## [Task instructions]
Reproduce each line exactly. Skip none.

Start

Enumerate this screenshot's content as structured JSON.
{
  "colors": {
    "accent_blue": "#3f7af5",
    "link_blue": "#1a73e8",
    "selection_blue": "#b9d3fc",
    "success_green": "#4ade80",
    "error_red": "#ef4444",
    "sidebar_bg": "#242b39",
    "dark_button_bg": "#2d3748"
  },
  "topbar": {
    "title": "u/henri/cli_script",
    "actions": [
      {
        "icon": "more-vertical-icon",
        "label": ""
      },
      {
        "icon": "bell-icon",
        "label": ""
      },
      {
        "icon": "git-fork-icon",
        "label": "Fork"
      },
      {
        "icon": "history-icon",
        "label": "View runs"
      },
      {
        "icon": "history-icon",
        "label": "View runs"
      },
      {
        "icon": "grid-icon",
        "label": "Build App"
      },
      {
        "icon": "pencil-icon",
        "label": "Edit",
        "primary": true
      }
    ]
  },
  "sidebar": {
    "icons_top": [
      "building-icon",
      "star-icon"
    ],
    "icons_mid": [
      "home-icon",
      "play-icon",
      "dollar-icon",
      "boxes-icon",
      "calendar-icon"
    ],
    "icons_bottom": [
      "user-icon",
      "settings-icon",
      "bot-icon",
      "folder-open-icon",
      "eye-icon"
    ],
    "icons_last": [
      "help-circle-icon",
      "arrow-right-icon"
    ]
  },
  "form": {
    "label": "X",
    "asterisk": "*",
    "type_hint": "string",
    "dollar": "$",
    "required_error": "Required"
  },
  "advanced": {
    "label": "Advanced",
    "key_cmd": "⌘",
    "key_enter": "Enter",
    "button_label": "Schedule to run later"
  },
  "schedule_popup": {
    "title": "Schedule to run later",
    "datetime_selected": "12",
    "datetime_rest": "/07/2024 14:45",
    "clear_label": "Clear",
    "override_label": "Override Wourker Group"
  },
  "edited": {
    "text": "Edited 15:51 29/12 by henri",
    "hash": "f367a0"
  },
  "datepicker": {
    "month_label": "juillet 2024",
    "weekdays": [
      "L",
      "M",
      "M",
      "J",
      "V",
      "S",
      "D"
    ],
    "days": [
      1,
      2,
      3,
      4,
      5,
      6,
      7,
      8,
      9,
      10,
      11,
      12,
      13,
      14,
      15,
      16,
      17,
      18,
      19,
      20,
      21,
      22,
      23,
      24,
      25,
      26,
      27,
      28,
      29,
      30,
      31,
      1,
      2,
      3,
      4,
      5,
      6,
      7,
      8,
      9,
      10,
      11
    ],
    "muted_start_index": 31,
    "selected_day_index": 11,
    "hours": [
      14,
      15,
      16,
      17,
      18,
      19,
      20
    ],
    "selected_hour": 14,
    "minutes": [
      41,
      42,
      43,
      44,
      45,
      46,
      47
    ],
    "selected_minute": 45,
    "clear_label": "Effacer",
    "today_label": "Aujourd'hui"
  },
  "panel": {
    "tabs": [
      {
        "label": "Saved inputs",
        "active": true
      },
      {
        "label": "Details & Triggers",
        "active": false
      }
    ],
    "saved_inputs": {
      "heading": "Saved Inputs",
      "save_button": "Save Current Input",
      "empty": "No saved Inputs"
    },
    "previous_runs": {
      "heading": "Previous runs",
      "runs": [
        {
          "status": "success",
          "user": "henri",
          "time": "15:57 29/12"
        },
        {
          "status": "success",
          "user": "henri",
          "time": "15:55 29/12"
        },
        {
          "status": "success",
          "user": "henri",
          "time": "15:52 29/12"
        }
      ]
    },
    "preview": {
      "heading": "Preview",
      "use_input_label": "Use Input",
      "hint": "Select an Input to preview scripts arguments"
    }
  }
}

End

## [Solution to this exercise]
Enumerate this screenshot's content as structured JSON.
{
  "colors": {
    "accent_blue": "#3f7af5",
    "link_blue": "#1a73e8",
    "selection_blue": "#b9d3fc",
    "success_green": "#4ade80",
    "error_red": "#ef4444",
    "sidebar_bg": "#242b39",
    "dark_button_bg": "#2d3748"
  },
  "topbar": {
    "title": "u/henri/cli_script",
    "actions": [
      {
        "icon": "more-vertical-icon",
        "label": ""
      },
      {
        "icon": "bell-icon",
        "label": ""
      },
      {
        "icon": "git-fork-icon",
        "label": "Fork"
      },
      {
        "icon": "history-icon",
        "label": "View runs"
      },
      {
        "icon": "history-icon",
        "label": "View runs"
      },
      {
        "icon": "grid-icon",
        "label": "Build App"
      },
      {
        "icon": "pencil-icon",
        "label": "Edit",
        "primary": true
      }
    ]
  },
  "sidebar": {
    "icons_top": [
      "building-icon",
      "star-icon"
    ],
    "icons_mid": [
      "home-icon",
      "play-icon",
      "dollar-icon",
      "boxes-icon",
      "calendar-icon"
    ],
    "icons_bottom": [
      "user-icon",
      "settings-icon",
      "bot-icon",
      "folder-open-icon",
      "eye-icon"
    ],
    "icons_last": [
      "help-circle-icon",
      "arrow-right-icon"
    ]
  },
  "form": {
    "label": "X",
    "asterisk": "*",
    "type_hint": "string",
    "dollar": "$",
    "required_error": "Required"
  },
  "advanced": {
    "label": "Advanced",
    "key_cmd": "⌘",
    "key_enter": "Enter",
    "button_label": "Schedule to run later"
  },
  "schedule_popup": {
    "title": "Schedule to run later",
    "datetime_selected": "12",
    "datetime_rest": "/07/2024 14:45",
    "clear_label": "Clear",
    "override_label": "Override Wourker Group"
  },
  "edited": {
    "text": "Edited 15:51 29/12 by henri",
    "hash": "f367a0"
  },
  "datepicker": {
    "month_label": "juillet 2024",
    "weekdays": [
      "L",
      "M",
      "M",
      "J",
      "V",
      "S",
      "D"
    ],
    "days": [
      1,
      2,
      3,
      4,
      5,
      6,
      7,
      8,
      9,
      10,
      11,
      12,
      13,
      14,
      15,
      16,
      17,
      18,
      19,
      20,
      21,
      22,
      23,
      24,
      25,
      26,
      27,
      28,
      29,
      30,
      31,
      1,
      2,
      3,
      4,
      5,
      6,
      7,
      8,
      9,
      10,
      11
    ],
    "muted_start_index": 31,
    "selected_day_index": 11,
    "hours": [
      14,
      15,
      16,
      17,
      18,
      19,
      20
    ],
    "selected_hour": 14,
    "minutes": [
      41,
      42,
      43,
      44,
      45,
      46,
      47
    ],
    "selected_minute": 45,
    "clear_label": "Effacer",
    "today_label": "Aujourd'hui"
  },
  "panel": {
    "tabs": [
      {
        "label": "Saved inputs",
        "active": true
      },
      {
        "label": "Details & Triggers",
        "active": false
      }
    ],
    "saved_inputs": {
      "heading": "Saved Inputs",
      "save_button": "Save Current Input",
      "empty": "No saved Inputs"
    },
    "previous_runs": {
      "heading": "Previous runs",
      "runs": [
        {
          "status": "success",
          "user": "henri",
          "time": "15:57 29/12"
        },
        {
          "status": "success",
          "user": "henri",
          "time": "15:55 29/12"
        },
        {
          "status": "success",
          "user": "henri",
          "time": "15:52 29/12"
        }
      ]
    },
    "preview": {
      "heading": "Preview",
      "use_input_label": "Use Input",
      "hint": "Select an Input to preview scripts arguments"
    }
  }
}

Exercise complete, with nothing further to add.